→ Challenge:
Out of the lines below, please list those that hold the string "trust".

→ Stored entries:
## START

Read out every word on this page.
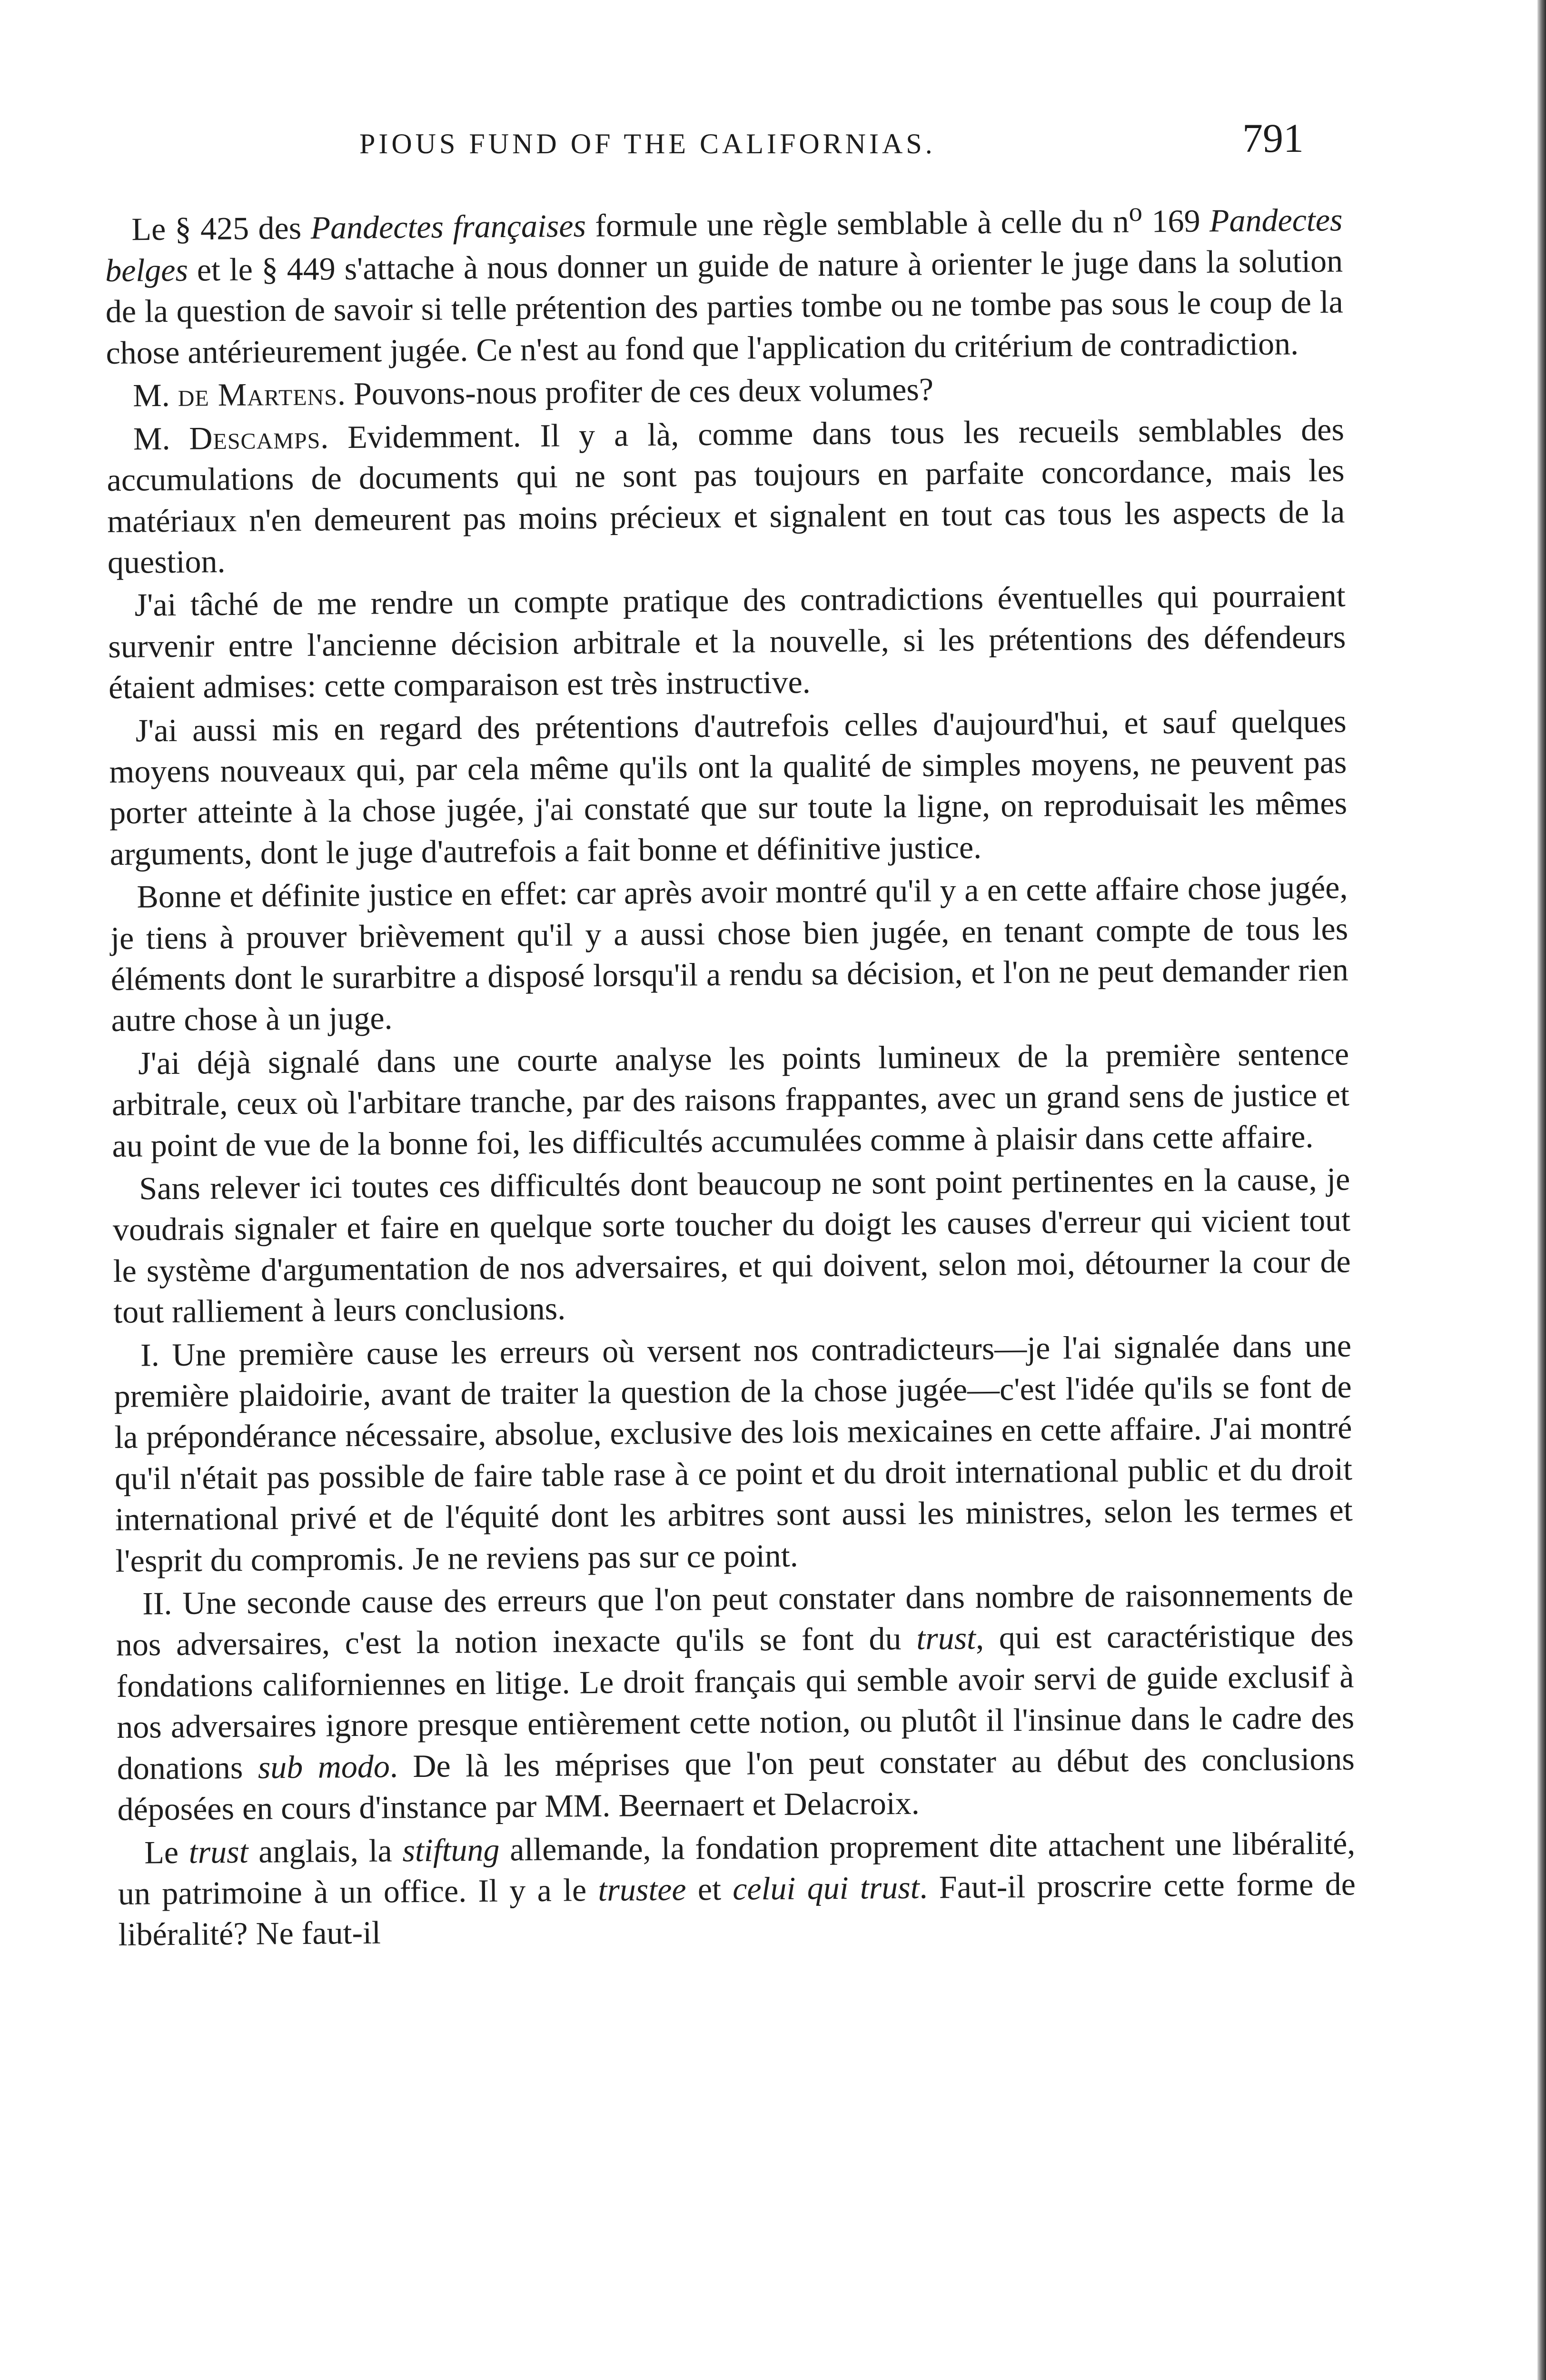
PIOUS FUND OF THE CALIFORNIAS.	791

Le § 425 des Pandectes françaises formule une règle semblable à celle du $n^o$ 169 Pandectes belges et le § 449 s'attache à nous donner un guide de nature à orienter le juge dans la solution de la question de savoir si telle prétention des parties tombe ou ne tombe pas sous le coup de la chose antérieurement jugée. Ce n'est au fond que l'application du critérium de contradiction.

M. de Martens. Pouvons-nous profiter de ces deux volumes?

M. Descamps. Evidemment. Il y a là, comme dans tous les recueils semblables des accumulations de documents qui ne sont pas toujours en parfaite concordance, mais les matériaux n'en demeurent pas moins précieux et signalent en tout cas tous les aspects de la question.

J'ai tâché de me rendre un compte pratique des contradictions éventuelles qui pourraient survenir entre l'ancienne décision arbitrale et la nouvelle, si les prétentions des défendeurs étaient admises: cette comparaison est très instructive.

J'ai aussi mis en regard des prétentions d'autrefois celles d'aujourd'hui, et sauf quelques moyens nouveaux qui, par cela même qu'ils ont la qualité de simples moyens, ne peuvent pas porter atteinte à la chose jugée, j'ai constaté que sur toute la ligne, on reproduisait les mêmes arguments, dont le juge d'autrefois a fait bonne et définitive justice.

Bonne et définite justice en effet: car après avoir montré qu'il y a en cette affaire chose jugée, je tiens à prouver brièvement qu'il y a aussi chose bien jugée, en tenant compte de tous les éléments dont le surarbitre a disposé lorsqu'il a rendu sa décision, et l'on ne peut demander rien autre chose à un juge.

J'ai déjà signalé dans une courte analyse les points lumineux de la première sentence arbitrale, ceux où l'arbitare tranche, par des raisons frappantes, avec un grand sens de justice et au point de vue de la bonne foi, les difficultés accumulées comme à plaisir dans cette affaire.

Sans relever ici toutes ces difficultés dont beaucoup ne sont point pertinentes en la cause, je voudrais signaler et faire en quelque sorte toucher du doigt les causes d'erreur qui vicient tout le système d'argumentation de nos adversaires, et qui doivent, selon moi, détourner la cour de tout ralliement à leurs conclusions.

I. Une première cause les erreurs où versent nos contradicteurs—je l'ai signalée dans une première plaidoirie, avant de traiter la question de la chose jugée—c'est l'idée qu'ils se font de la prépondérance nécessaire, absolue, exclusive des lois mexicaines en cette affaire. J'ai montré qu'il n'était pas possible de faire table rase à ce point et du droit international public et du droit international privé et de l'équité dont les arbitres sont aussi les ministres, selon les termes et l'esprit du compromis. Je ne reviens pas sur ce point.

II. Une seconde cause des erreurs que l'on peut constater dans nombre de raisonnements de nos adversaires, c'est la notion inexacte qu'ils se font du trust, qui est caractéristique des fondations californiennes en litige. Le droit français qui semble avoir servi de guide exclusif à nos adversaires ignore presque entièrement cette notion, ou plutôt il l'insinue dans le cadre des donations sub modo. De là les méprises que l'on peut constater au début des conclusions déposées en cours d'instance par MM. Beernaert et Delacroix.

Le trust anglais, la stiftung allemande, la fondation proprement dite attachent une libéralité, un patrimoine à un office. Il y a le trustee et celui qui trust. Faut-il proscrire cette forme de libéralité? Ne faut-il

## END

→ Written response:
II. Une seconde cause des erreurs que l'on peut constater dans nombre de raisonnements de nos adversaires, c'est la notion inexacte qu'ils se font du trust, qui est caractéristique des fondations californiennes en litige. Le droit français qui semble avoir servi de guide exclusif à nos adversaires ignore presque entièrement cette notion, ou plutôt il l'insinue dans le cadre des donations sub modo. De là les méprises que l'on peut constater au début des conclusions déposées en cours d'instance par MM. Beernaert et Delacroix.
Le trust anglais, la stiftung allemande, la fondation proprement dite attachent une libéralité, un patrimoine à un office. Il y a le trustee et celui qui trust. Faut-il proscrire cette forme de libéralité? Ne faut-il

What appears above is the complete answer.